Identify every line in the records below that contains the word "JSON", and reproduce each one.

START EXTRACTED MATERIAL

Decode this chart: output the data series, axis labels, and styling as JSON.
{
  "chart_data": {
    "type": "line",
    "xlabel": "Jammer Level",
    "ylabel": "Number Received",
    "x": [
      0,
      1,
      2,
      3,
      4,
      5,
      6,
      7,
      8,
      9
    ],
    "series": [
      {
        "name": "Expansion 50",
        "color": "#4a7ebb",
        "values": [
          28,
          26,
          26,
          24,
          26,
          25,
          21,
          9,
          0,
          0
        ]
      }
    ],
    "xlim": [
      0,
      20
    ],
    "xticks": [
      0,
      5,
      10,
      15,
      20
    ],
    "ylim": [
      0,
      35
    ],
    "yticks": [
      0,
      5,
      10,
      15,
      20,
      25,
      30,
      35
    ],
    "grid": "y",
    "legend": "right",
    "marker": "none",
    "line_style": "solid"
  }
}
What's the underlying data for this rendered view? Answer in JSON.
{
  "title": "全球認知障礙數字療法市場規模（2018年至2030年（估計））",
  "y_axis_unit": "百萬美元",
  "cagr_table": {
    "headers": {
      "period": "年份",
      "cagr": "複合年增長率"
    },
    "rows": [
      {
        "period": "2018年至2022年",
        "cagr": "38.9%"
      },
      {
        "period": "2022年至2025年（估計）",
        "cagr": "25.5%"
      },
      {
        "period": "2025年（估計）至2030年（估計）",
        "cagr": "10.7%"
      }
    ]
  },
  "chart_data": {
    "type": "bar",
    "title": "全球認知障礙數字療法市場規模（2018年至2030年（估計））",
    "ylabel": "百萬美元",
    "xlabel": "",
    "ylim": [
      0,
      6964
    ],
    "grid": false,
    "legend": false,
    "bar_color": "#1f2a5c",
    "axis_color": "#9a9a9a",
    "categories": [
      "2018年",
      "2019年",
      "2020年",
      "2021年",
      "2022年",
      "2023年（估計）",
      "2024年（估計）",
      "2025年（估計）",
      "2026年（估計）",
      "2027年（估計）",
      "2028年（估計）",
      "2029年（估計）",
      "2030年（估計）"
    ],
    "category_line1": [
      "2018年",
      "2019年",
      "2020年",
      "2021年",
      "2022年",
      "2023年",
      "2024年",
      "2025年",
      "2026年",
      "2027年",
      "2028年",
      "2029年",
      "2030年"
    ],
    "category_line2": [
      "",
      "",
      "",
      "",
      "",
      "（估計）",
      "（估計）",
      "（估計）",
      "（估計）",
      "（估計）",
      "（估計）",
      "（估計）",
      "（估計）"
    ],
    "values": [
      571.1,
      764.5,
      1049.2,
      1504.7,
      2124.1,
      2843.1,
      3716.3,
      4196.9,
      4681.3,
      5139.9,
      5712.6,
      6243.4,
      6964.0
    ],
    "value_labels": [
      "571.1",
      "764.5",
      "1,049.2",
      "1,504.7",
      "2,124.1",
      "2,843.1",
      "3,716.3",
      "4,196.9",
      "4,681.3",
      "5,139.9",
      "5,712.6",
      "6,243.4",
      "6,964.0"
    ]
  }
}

END EXTRACTED MATERIAL

EXERCISE ANSWER =
Decode this chart: output the data series, axis labels, and styling as JSON.
What's the underlying data for this rendered view? Answer in JSON.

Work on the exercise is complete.